# EXERCISE DESCRIPTION:
Reproduce all lines of the listing below in which the word "center" occurs.

[Records from a data source]
◆ ◆ ◆ ◆ ◆ ◆ ◆
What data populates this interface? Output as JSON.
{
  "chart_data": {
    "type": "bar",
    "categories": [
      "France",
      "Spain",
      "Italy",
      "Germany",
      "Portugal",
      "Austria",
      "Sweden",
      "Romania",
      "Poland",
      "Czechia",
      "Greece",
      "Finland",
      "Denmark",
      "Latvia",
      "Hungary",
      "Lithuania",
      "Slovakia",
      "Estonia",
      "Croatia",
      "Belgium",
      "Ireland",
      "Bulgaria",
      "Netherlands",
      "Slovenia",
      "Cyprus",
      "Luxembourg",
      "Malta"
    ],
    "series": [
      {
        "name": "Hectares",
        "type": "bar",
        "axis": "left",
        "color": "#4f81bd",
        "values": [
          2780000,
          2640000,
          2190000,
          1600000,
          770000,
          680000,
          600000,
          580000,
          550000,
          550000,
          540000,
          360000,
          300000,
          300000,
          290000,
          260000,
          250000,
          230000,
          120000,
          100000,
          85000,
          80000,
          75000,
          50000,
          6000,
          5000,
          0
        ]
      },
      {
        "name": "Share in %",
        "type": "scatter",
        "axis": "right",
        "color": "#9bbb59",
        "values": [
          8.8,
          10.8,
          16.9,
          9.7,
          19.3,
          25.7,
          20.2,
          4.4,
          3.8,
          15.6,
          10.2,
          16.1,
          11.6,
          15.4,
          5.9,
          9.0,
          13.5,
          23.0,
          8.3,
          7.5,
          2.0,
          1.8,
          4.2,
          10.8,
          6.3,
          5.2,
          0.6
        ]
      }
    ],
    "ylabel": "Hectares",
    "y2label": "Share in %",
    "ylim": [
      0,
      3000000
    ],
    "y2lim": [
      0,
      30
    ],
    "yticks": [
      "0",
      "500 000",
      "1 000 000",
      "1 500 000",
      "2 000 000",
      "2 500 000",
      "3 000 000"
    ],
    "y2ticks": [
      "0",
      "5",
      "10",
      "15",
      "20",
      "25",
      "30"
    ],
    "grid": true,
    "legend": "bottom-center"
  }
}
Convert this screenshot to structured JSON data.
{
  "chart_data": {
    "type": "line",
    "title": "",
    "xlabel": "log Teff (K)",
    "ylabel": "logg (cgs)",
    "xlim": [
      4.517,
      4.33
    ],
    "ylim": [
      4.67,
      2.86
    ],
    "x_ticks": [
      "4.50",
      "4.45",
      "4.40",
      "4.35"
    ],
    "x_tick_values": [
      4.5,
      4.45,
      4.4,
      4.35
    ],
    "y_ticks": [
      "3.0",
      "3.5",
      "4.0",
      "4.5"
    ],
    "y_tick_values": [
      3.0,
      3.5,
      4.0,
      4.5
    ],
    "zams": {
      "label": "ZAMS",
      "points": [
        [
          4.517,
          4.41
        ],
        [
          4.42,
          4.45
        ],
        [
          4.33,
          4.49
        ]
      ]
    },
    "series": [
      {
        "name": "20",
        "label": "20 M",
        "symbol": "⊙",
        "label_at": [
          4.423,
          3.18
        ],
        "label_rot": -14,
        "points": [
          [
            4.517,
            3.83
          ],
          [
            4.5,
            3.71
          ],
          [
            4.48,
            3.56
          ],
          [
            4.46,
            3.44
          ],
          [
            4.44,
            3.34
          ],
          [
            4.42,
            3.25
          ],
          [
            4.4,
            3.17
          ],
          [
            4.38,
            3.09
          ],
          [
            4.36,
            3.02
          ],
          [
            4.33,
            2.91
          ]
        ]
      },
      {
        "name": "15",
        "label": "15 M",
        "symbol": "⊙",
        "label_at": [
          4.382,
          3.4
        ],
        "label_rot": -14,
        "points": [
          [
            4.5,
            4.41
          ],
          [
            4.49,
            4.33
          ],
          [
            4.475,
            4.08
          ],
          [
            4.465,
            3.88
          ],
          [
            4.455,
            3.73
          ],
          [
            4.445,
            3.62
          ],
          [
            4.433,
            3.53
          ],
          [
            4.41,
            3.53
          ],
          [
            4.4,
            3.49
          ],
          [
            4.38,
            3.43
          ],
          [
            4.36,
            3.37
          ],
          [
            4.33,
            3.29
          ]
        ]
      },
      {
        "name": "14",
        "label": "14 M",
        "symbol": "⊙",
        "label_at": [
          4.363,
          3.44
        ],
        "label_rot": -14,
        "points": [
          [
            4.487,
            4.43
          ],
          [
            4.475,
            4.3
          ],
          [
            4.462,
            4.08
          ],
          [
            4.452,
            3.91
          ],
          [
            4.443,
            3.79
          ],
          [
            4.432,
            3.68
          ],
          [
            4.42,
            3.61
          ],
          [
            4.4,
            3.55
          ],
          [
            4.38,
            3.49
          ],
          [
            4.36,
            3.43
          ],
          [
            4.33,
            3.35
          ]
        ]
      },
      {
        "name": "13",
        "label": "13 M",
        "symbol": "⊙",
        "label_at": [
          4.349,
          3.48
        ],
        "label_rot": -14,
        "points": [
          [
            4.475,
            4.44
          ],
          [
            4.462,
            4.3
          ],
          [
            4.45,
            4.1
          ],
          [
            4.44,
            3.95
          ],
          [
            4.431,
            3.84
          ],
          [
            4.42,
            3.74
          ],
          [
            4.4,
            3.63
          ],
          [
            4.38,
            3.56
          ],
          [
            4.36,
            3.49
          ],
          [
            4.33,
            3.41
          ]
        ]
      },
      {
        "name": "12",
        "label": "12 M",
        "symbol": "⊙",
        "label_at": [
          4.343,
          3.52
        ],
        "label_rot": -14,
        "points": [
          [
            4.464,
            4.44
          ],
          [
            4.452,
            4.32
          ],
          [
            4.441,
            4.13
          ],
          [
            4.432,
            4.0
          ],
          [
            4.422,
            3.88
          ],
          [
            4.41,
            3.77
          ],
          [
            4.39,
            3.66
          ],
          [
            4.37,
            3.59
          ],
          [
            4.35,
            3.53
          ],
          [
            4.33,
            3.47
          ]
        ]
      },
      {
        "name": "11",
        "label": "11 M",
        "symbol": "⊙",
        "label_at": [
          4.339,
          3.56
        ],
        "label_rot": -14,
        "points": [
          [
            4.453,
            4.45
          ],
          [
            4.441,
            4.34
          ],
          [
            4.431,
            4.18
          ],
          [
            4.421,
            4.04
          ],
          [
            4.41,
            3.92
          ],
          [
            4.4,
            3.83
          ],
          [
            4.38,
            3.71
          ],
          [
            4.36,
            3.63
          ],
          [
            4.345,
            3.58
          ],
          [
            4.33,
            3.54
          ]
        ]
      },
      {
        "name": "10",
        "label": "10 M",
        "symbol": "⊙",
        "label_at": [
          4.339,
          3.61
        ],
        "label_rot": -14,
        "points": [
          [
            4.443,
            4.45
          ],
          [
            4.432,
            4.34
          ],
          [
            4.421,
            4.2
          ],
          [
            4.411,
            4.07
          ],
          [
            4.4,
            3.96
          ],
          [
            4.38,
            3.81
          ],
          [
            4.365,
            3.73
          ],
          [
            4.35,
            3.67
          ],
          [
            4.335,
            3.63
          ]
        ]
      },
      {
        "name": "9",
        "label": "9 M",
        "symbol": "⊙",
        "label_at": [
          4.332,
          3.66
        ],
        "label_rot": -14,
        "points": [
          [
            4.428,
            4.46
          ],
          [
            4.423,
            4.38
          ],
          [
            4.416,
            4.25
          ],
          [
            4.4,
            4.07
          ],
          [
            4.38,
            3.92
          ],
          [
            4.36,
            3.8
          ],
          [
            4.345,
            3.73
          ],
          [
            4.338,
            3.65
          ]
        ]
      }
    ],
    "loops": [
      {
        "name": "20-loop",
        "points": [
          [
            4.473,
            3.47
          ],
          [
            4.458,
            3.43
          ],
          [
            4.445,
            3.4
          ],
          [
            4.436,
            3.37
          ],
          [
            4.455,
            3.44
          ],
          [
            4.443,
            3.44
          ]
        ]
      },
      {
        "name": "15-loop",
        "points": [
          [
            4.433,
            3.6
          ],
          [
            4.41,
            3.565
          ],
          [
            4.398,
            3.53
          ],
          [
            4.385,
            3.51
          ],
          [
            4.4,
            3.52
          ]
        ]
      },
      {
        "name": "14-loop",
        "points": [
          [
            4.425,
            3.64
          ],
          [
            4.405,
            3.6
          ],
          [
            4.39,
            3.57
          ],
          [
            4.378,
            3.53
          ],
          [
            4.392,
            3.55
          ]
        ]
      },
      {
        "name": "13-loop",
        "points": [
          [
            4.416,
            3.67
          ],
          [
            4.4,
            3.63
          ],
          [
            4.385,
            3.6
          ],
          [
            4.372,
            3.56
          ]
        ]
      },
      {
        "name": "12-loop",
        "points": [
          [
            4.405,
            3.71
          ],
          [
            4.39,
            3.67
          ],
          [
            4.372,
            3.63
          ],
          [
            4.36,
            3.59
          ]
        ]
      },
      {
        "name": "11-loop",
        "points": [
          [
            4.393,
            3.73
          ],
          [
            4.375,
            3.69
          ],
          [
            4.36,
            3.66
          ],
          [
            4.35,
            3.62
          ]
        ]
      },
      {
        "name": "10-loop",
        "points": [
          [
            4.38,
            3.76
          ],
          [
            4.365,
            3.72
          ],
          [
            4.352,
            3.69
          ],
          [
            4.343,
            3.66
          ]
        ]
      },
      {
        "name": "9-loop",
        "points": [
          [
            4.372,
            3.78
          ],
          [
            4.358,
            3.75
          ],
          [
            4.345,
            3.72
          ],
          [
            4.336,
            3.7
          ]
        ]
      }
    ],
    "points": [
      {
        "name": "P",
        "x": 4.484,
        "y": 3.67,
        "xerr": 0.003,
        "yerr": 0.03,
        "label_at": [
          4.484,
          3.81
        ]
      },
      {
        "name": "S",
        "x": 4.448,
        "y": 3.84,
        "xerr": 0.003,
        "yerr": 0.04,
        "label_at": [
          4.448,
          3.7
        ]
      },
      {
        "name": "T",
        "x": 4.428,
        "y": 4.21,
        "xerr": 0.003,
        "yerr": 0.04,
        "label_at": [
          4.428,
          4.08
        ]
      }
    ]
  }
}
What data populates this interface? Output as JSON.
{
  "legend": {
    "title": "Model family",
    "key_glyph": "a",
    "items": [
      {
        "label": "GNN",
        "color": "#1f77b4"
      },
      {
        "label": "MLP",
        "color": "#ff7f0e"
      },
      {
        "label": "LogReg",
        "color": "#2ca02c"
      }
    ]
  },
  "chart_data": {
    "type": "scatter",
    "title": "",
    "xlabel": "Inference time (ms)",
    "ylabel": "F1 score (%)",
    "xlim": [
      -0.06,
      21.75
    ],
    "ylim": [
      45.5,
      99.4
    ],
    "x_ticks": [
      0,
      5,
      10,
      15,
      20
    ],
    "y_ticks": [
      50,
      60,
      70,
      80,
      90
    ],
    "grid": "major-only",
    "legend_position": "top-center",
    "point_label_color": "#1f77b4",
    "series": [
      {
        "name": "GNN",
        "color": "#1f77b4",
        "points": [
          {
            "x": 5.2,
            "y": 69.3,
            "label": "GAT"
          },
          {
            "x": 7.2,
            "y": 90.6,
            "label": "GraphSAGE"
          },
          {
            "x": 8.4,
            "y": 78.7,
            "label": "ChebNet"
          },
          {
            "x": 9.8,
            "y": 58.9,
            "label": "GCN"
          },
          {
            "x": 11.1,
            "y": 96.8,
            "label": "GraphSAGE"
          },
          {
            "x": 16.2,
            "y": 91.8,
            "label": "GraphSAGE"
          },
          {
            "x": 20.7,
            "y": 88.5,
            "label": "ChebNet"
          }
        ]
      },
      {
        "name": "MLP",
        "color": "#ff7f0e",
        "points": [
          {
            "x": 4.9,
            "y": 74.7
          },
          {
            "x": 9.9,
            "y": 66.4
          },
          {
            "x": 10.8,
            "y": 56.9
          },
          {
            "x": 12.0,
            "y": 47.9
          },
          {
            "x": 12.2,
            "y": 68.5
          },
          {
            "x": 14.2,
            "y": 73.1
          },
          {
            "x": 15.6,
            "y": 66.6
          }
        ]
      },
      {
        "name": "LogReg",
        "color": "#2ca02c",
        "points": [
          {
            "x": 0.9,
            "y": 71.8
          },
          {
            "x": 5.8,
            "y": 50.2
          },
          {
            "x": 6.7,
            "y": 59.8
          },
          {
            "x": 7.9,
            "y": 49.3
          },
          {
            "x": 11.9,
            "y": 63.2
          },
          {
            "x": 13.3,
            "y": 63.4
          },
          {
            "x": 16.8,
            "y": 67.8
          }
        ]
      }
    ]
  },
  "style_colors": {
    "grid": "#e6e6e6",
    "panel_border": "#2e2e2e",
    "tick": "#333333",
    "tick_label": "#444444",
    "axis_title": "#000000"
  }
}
◆ ◆ ◆ ◆ ◆ ◆ ◆
# EXPECTED OUTPUT:
    "legend": "bottom-center"
    "legend_position": "top-center",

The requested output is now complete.